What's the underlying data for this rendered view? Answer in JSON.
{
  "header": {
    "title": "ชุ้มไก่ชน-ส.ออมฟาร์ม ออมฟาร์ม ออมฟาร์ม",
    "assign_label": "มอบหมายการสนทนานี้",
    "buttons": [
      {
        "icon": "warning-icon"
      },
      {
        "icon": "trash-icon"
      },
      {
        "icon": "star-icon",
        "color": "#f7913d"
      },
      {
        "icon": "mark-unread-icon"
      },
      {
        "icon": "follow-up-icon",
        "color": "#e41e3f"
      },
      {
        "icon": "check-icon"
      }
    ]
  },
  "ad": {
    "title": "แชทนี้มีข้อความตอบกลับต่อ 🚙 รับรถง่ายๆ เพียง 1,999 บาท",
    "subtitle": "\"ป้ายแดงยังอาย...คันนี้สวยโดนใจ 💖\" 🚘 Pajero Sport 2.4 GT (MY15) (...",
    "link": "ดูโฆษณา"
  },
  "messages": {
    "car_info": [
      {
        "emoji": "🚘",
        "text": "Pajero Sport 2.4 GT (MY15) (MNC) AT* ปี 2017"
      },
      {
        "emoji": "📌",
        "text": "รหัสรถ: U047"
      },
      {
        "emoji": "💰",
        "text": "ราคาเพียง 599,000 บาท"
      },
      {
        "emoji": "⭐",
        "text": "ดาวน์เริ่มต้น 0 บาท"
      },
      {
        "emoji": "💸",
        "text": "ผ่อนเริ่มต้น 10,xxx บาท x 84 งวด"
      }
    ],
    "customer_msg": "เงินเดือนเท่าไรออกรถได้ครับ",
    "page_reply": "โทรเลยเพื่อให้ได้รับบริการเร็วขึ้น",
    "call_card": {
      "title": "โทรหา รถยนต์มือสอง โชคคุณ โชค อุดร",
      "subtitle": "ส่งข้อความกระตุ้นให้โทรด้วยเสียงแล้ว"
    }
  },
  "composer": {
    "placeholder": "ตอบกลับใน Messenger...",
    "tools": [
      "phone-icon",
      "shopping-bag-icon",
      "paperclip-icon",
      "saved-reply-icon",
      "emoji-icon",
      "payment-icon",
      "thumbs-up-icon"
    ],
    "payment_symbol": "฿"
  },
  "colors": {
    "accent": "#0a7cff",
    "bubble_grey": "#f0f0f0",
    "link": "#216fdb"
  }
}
****************
Scan the entries above. Copy each line that has the string "Sport".

Full output:
    "subtitle": "\"ป้ายแดงยังอาย...คันนี้สวยโดนใจ 💖\" 🚘 Pajero Sport 2.4 GT (MY15) (...",
        "text": "Pajero Sport 2.4 GT (MY15) (MNC) AT* ปี 2017"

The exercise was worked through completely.